• [EXERCISE DETAILS] Without the pictures, can you quote each line below exactly?

Data items
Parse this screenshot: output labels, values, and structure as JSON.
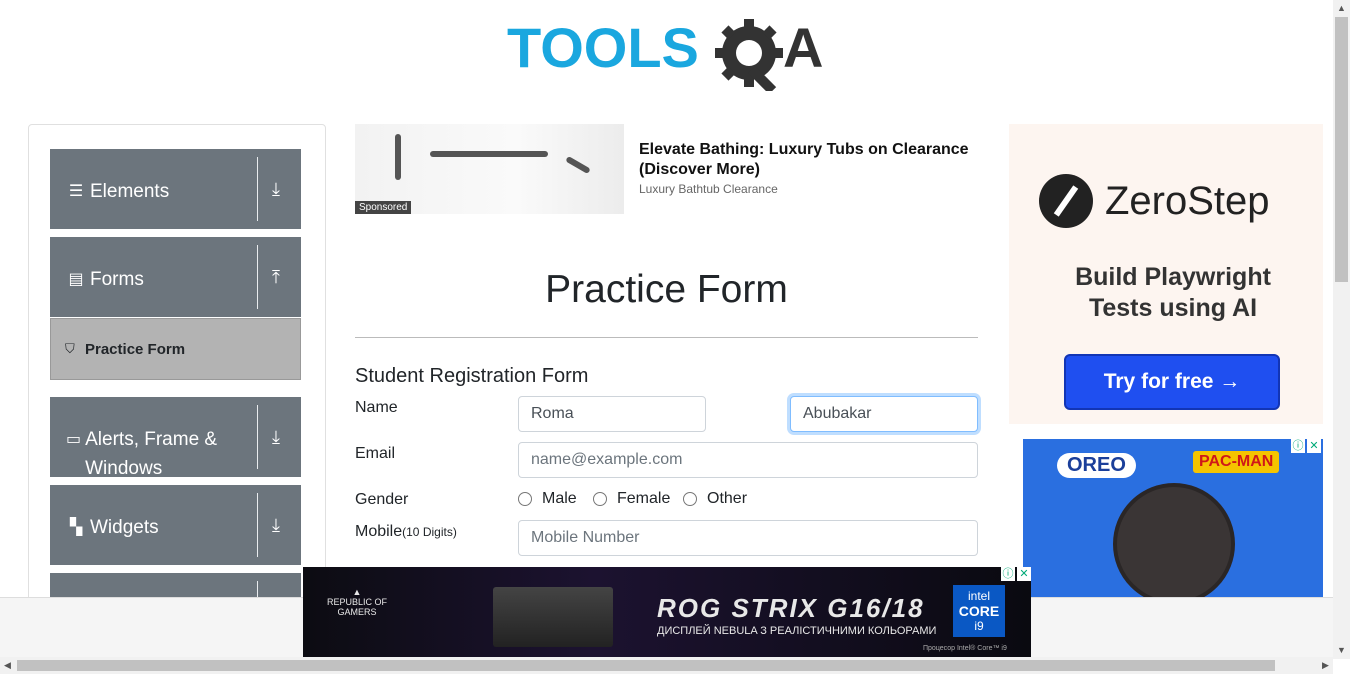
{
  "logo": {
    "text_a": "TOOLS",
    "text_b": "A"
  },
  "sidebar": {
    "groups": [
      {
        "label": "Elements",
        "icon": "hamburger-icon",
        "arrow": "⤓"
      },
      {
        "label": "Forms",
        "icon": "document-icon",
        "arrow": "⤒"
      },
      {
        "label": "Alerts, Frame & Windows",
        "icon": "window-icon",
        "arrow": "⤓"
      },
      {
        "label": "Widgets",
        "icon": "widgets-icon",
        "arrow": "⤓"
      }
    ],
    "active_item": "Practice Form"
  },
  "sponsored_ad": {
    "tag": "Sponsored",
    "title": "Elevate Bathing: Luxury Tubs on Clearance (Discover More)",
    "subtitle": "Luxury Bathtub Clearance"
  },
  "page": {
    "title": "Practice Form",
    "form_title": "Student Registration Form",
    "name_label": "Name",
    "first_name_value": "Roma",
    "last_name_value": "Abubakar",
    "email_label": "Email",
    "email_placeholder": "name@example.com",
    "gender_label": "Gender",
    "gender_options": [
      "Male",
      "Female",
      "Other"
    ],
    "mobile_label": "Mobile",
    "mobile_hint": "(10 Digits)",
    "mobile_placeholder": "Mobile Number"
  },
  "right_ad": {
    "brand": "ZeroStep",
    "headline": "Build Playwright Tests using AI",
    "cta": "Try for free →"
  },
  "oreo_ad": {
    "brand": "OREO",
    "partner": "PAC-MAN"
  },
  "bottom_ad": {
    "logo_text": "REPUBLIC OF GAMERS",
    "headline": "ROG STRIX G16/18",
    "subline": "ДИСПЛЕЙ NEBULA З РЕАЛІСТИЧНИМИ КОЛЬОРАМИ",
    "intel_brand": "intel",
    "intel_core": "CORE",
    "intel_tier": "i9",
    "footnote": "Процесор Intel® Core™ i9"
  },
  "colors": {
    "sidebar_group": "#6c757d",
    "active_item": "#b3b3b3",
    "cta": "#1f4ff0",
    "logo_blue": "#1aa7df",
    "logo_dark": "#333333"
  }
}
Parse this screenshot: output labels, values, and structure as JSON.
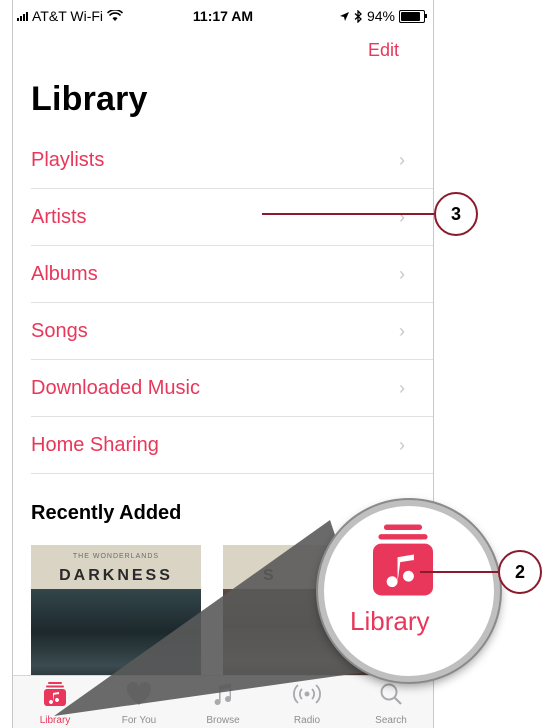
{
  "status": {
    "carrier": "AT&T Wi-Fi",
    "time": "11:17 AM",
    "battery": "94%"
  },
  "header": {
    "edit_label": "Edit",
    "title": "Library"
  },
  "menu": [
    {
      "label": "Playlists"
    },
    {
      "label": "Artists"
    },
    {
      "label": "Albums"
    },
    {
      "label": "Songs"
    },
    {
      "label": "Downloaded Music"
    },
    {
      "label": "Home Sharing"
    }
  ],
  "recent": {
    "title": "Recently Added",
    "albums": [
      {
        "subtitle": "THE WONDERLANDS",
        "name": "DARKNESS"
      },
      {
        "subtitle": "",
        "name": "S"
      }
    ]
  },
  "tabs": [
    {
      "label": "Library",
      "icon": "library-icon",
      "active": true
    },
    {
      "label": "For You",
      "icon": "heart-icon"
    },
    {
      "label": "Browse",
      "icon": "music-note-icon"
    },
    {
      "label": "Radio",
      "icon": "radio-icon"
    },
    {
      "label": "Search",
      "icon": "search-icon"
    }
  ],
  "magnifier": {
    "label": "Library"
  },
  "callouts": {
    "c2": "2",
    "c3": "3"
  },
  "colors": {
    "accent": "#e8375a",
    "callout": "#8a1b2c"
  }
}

• [ANSWER FOR THIS EXERCISE]
Parse this screenshot: output labels, values, and structure as JSON.
{
  "logo": {
    "text_a": "TOOLS",
    "text_b": "A"
  },
  "sidebar": {
    "groups": [
      {
        "label": "Elements",
        "icon": "hamburger-icon",
        "arrow": "⤓"
      },
      {
        "label": "Forms",
        "icon": "document-icon",
        "arrow": "⤒"
      },
      {
        "label": "Alerts, Frame & Windows",
        "icon": "window-icon",
        "arrow": "⤓"
      },
      {
        "label": "Widgets",
        "icon": "widgets-icon",
        "arrow": "⤓"
      }
    ],
    "active_item": "Practice Form"
  },
  "sponsored_ad": {
    "tag": "Sponsored",
    "title": "Elevate Bathing: Luxury Tubs on Clearance (Discover More)",
    "subtitle": "Luxury Bathtub Clearance"
  },
  "page": {
    "title": "Practice Form",
    "form_title": "Student Registration Form",
    "name_label": "Name",
    "first_name_value": "Roma",
    "last_name_value": "Abubakar",
    "email_label": "Email",
    "email_placeholder": "name@example.com",
    "gender_label": "Gender",
    "gender_options": [
      "Male",
      "Female",
      "Other"
    ],
    "mobile_label": "Mobile",
    "mobile_hint": "(10 Digits)",
    "mobile_placeholder": "Mobile Number"
  },
  "right_ad": {
    "brand": "ZeroStep",
    "headline": "Build Playwright Tests using AI",
    "cta": "Try for free →"
  },
  "oreo_ad": {
    "brand": "OREO",
    "partner": "PAC-MAN"
  },
  "bottom_ad": {
    "logo_text": "REPUBLIC OF GAMERS",
    "headline": "ROG STRIX G16/18",
    "subline": "ДИСПЛЕЙ NEBULA З РЕАЛІСТИЧНИМИ КОЛЬОРАМИ",
    "intel_brand": "intel",
    "intel_core": "CORE",
    "intel_tier": "i9",
    "footnote": "Процесор Intel® Core™ i9"
  },
  "colors": {
    "sidebar_group": "#6c757d",
    "active_item": "#b3b3b3",
    "cta": "#1f4ff0",
    "logo_blue": "#1aa7df",
    "logo_dark": "#333333"
  }
}
Parse this screenshot: output labels, values, and structure as JSON.
{
  "status": {
    "carrier": "AT&T Wi-Fi",
    "time": "11:17 AM",
    "battery": "94%"
  },
  "header": {
    "edit_label": "Edit",
    "title": "Library"
  },
  "menu": [
    {
      "label": "Playlists"
    },
    {
      "label": "Artists"
    },
    {
      "label": "Albums"
    },
    {
      "label": "Songs"
    },
    {
      "label": "Downloaded Music"
    },
    {
      "label": "Home Sharing"
    }
  ],
  "recent": {
    "title": "Recently Added",
    "albums": [
      {
        "subtitle": "THE WONDERLANDS",
        "name": "DARKNESS"
      },
      {
        "subtitle": "",
        "name": "S"
      }
    ]
  },
  "tabs": [
    {
      "label": "Library",
      "icon": "library-icon",
      "active": true
    },
    {
      "label": "For You",
      "icon": "heart-icon"
    },
    {
      "label": "Browse",
      "icon": "music-note-icon"
    },
    {
      "label": "Radio",
      "icon": "radio-icon"
    },
    {
      "label": "Search",
      "icon": "search-icon"
    }
  ],
  "magnifier": {
    "label": "Library"
  },
  "callouts": {
    "c2": "2",
    "c3": "3"
  },
  "colors": {
    "accent": "#e8375a",
    "callout": "#8a1b2c"
  }
}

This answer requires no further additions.